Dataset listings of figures
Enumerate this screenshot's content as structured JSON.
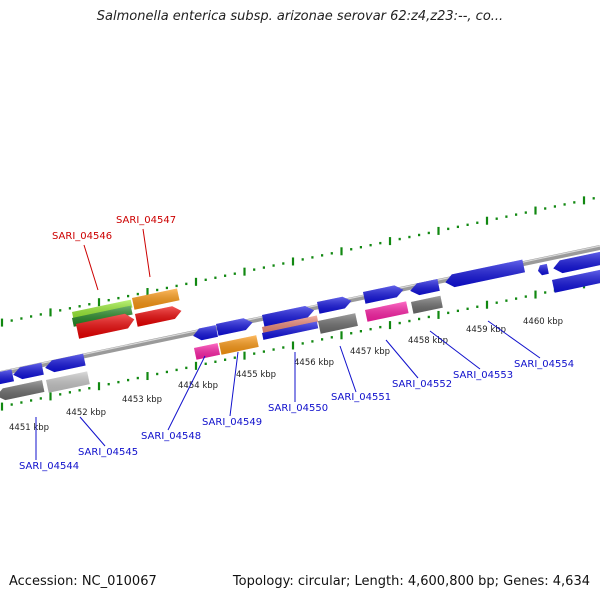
{
  "title": "Salmonella enterica subsp. arizonae serovar 62:z4,z23:--, co...",
  "footer": {
    "accession": "Accession: NC_010067",
    "topology": "Topology: circular; Length: 4,600,800 bp; Genes: 4,634"
  },
  "colors": {
    "forward_strand": "#1010e0",
    "gray_gene": "#6e6e6e",
    "light_gray_gene": "#c8c8c8",
    "magenta_gene": "#ff1fa8",
    "orange_gene": "#ff9910",
    "red_gene": "#ee0000",
    "light_green_gene": "#99ee33",
    "dark_green_gene": "#228822",
    "salmon_gene": "#ee8877",
    "tick_green": "#118811",
    "highlight_label": "#cc0000",
    "gene_label": "#1010cc"
  },
  "scale_labels": [
    "4451 kbp",
    "4452 kbp",
    "4453 kbp",
    "4454 kbp",
    "4455 kbp",
    "4456 kbp",
    "4457 kbp",
    "4458 kbp",
    "4459 kbp",
    "4460 kbp"
  ],
  "gene_labels": [
    {
      "text": "SARI_04544",
      "highlight": false
    },
    {
      "text": "SARI_04545",
      "highlight": false
    },
    {
      "text": "SARI_04546",
      "highlight": true
    },
    {
      "text": "SARI_04547",
      "highlight": true
    },
    {
      "text": "SARI_04548",
      "highlight": false
    },
    {
      "text": "SARI_04549",
      "highlight": false
    },
    {
      "text": "SARI_04550",
      "highlight": false
    },
    {
      "text": "SARI_04551",
      "highlight": false
    },
    {
      "text": "SARI_04552",
      "highlight": false
    },
    {
      "text": "SARI_04553",
      "highlight": false
    },
    {
      "text": "SARI_04554",
      "highlight": false
    }
  ]
}
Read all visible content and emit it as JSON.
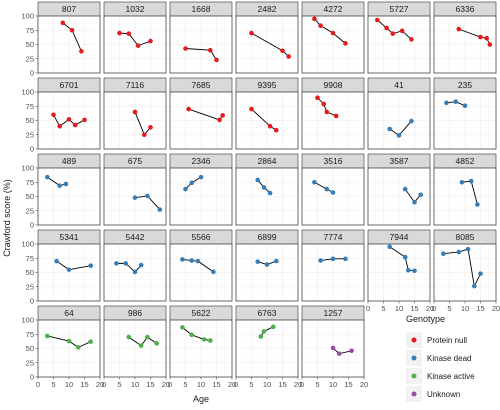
{
  "chart_data": {
    "type": "line",
    "subtype": "faceted-small-multiples",
    "xlabel": "Age",
    "ylabel": "Crawford score (%)",
    "xlim": [
      0,
      20
    ],
    "ylim": [
      0,
      100
    ],
    "x_ticks": [
      0,
      5,
      10,
      15,
      20
    ],
    "y_ticks": [
      0,
      25,
      50,
      75,
      100
    ],
    "grid": true,
    "legend": {
      "title": "Genotype",
      "position": "bottom-right",
      "entries": [
        {
          "label": "Protein null",
          "color": "#E41A1C"
        },
        {
          "label": "Kinase dead",
          "color": "#377EB8"
        },
        {
          "label": "Kinase active",
          "color": "#4DAF4A"
        },
        {
          "label": "Unknown",
          "color": "#984EA3"
        }
      ]
    },
    "panels": [
      {
        "id": "807",
        "genotype": "Protein null",
        "x": [
          8,
          11,
          14
        ],
        "y": [
          88,
          75,
          38
        ]
      },
      {
        "id": "1032",
        "genotype": "Protein null",
        "x": [
          5,
          8,
          11,
          15
        ],
        "y": [
          70,
          69,
          48,
          56
        ]
      },
      {
        "id": "1668",
        "genotype": "Protein null",
        "x": [
          5,
          13,
          15
        ],
        "y": [
          43,
          40,
          23
        ]
      },
      {
        "id": "2482",
        "genotype": "Protein null",
        "x": [
          5,
          15,
          17
        ],
        "y": [
          70,
          39,
          29
        ]
      },
      {
        "id": "4272",
        "genotype": "Protein null",
        "x": [
          4,
          6,
          10,
          14
        ],
        "y": [
          95,
          83,
          70,
          52
        ]
      },
      {
        "id": "5727",
        "genotype": "Protein null",
        "x": [
          3,
          6,
          8,
          11,
          14
        ],
        "y": [
          93,
          79,
          69,
          74,
          59
        ]
      },
      {
        "id": "6336",
        "genotype": "Protein null",
        "x": [
          8,
          15,
          17,
          18
        ],
        "y": [
          77,
          63,
          61,
          50
        ]
      },
      {
        "id": "6701",
        "genotype": "Protein null",
        "x": [
          5,
          7,
          10,
          12,
          15
        ],
        "y": [
          60,
          40,
          52,
          42,
          51
        ]
      },
      {
        "id": "7116",
        "genotype": "Protein null",
        "x": [
          10,
          13,
          15
        ],
        "y": [
          65,
          25,
          38
        ]
      },
      {
        "id": "7685",
        "genotype": "Protein null",
        "x": [
          6,
          16,
          17
        ],
        "y": [
          70,
          51,
          59
        ]
      },
      {
        "id": "9395",
        "genotype": "Protein null",
        "x": [
          5,
          11,
          13
        ],
        "y": [
          70,
          40,
          33
        ]
      },
      {
        "id": "9908",
        "genotype": "Protein null",
        "x": [
          5,
          7,
          8,
          11
        ],
        "y": [
          90,
          79,
          65,
          58
        ]
      },
      {
        "id": "41",
        "genotype": "Kinase dead",
        "x": [
          7,
          10,
          14
        ],
        "y": [
          35,
          24,
          49
        ]
      },
      {
        "id": "235",
        "genotype": "Kinase dead",
        "x": [
          4,
          7,
          10
        ],
        "y": [
          81,
          83,
          76
        ]
      },
      {
        "id": "489",
        "genotype": "Kinase dead",
        "x": [
          3,
          7,
          9
        ],
        "y": [
          84,
          69,
          72
        ]
      },
      {
        "id": "675",
        "genotype": "Kinase dead",
        "x": [
          10,
          14,
          18
        ],
        "y": [
          48,
          51,
          27
        ]
      },
      {
        "id": "2346",
        "genotype": "Kinase dead",
        "x": [
          5,
          7,
          10
        ],
        "y": [
          63,
          74,
          84
        ]
      },
      {
        "id": "2864",
        "genotype": "Kinase dead",
        "x": [
          7,
          9,
          11
        ],
        "y": [
          79,
          66,
          56
        ]
      },
      {
        "id": "3516",
        "genotype": "Kinase dead",
        "x": [
          4,
          8,
          10
        ],
        "y": [
          75,
          63,
          57
        ]
      },
      {
        "id": "3587",
        "genotype": "Kinase dead",
        "x": [
          12,
          15,
          17
        ],
        "y": [
          63,
          40,
          53
        ]
      },
      {
        "id": "4852",
        "genotype": "Kinase dead",
        "x": [
          9,
          12,
          14
        ],
        "y": [
          75,
          77,
          36
        ]
      },
      {
        "id": "5341",
        "genotype": "Kinase dead",
        "x": [
          6,
          10,
          17
        ],
        "y": [
          70,
          55,
          62
        ]
      },
      {
        "id": "5442",
        "genotype": "Kinase dead",
        "x": [
          4,
          7,
          10,
          12
        ],
        "y": [
          66,
          66,
          51,
          63
        ]
      },
      {
        "id": "5566",
        "genotype": "Kinase dead",
        "x": [
          4,
          7,
          9,
          14
        ],
        "y": [
          73,
          71,
          70,
          51
        ]
      },
      {
        "id": "6899",
        "genotype": "Kinase dead",
        "x": [
          7,
          10,
          13
        ],
        "y": [
          69,
          64,
          70
        ]
      },
      {
        "id": "7774",
        "genotype": "Kinase dead",
        "x": [
          6,
          10,
          14
        ],
        "y": [
          71,
          74,
          74
        ]
      },
      {
        "id": "7944",
        "genotype": "Kinase dead",
        "x": [
          7,
          12,
          13,
          15
        ],
        "y": [
          95,
          77,
          54,
          53
        ]
      },
      {
        "id": "8085",
        "genotype": "Kinase dead",
        "x": [
          3,
          8,
          11,
          13,
          15
        ],
        "y": [
          83,
          86,
          91,
          26,
          48
        ]
      },
      {
        "id": "64",
        "genotype": "Kinase active",
        "x": [
          3,
          10,
          13,
          17
        ],
        "y": [
          72,
          63,
          52,
          62
        ]
      },
      {
        "id": "986",
        "genotype": "Kinase active",
        "x": [
          8,
          12,
          14,
          17
        ],
        "y": [
          70,
          55,
          70,
          59
        ]
      },
      {
        "id": "5622",
        "genotype": "Kinase active",
        "x": [
          4,
          7,
          11,
          13
        ],
        "y": [
          87,
          74,
          66,
          64
        ]
      },
      {
        "id": "6763",
        "genotype": "Kinase active",
        "x": [
          8,
          9,
          12
        ],
        "y": [
          71,
          80,
          88
        ]
      },
      {
        "id": "1257",
        "genotype": "Unknown",
        "x": [
          10,
          12,
          16
        ],
        "y": [
          51,
          41,
          46
        ]
      }
    ]
  }
}
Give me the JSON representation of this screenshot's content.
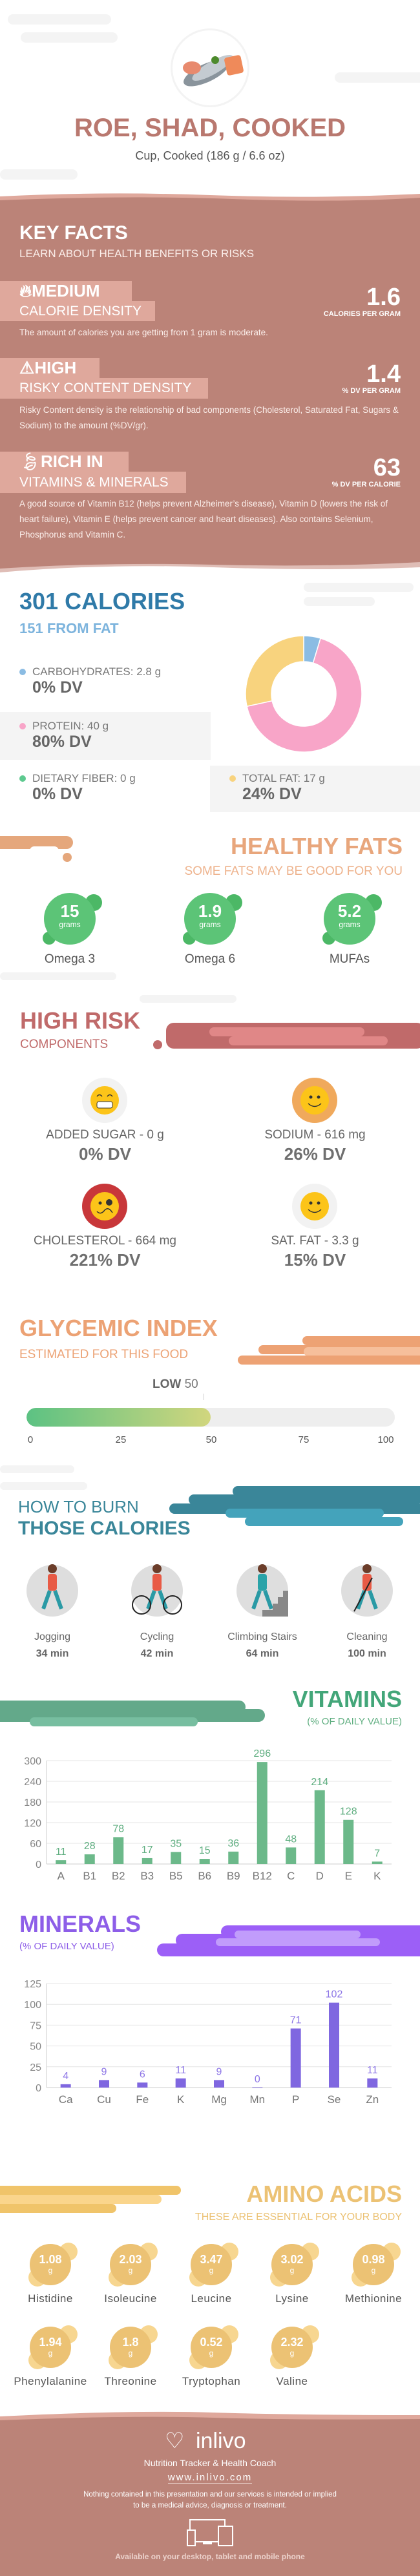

### Task instructions
Copy out all the lines of the records that include "screenshot".

### Completed exercise
Enumerate this screenshot's content as structured JSON.
Give me the JSON representation of this screenshot's content.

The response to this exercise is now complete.